Set task: Pick out every line holding the string "this" and copy it.

Figure record listings:
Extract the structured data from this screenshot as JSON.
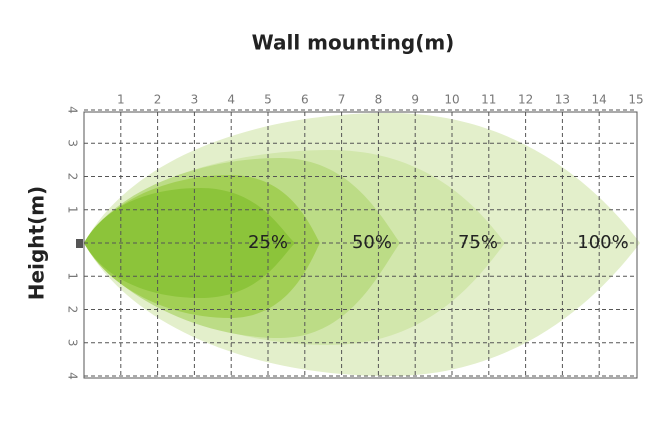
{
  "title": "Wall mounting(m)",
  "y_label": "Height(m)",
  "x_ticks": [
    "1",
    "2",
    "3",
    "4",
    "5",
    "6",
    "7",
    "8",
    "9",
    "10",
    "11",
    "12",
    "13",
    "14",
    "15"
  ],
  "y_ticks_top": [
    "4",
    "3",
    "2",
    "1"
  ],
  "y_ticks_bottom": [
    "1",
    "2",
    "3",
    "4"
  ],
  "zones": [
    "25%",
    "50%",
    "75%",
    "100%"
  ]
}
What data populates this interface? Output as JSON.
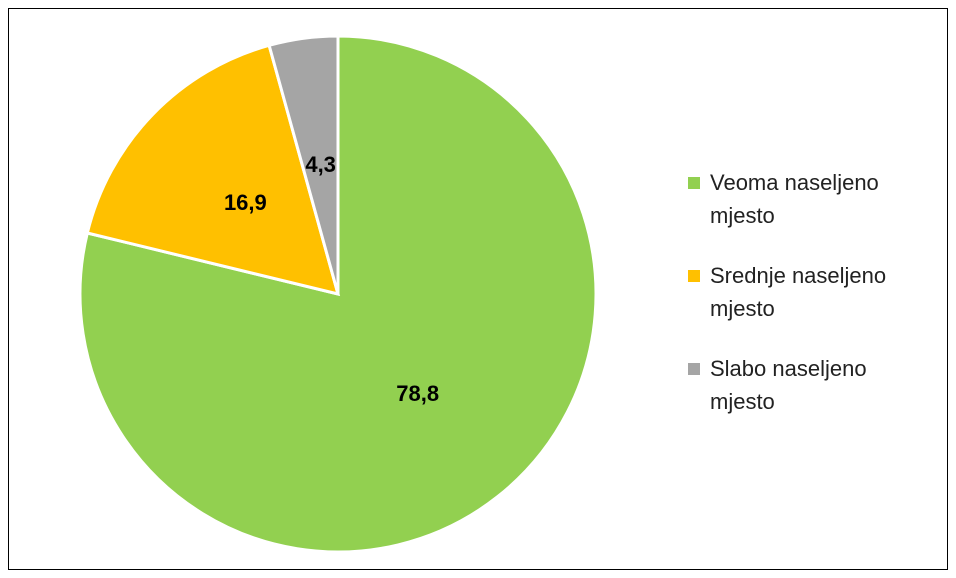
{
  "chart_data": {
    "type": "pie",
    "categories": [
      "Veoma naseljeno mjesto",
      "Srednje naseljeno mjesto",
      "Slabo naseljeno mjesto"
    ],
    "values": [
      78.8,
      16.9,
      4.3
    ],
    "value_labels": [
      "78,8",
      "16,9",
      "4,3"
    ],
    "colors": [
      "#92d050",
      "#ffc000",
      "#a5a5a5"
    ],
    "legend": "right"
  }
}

Complete output:
Extract the structured data from this screenshot as JSON.
What data populates this interface? Output as JSON.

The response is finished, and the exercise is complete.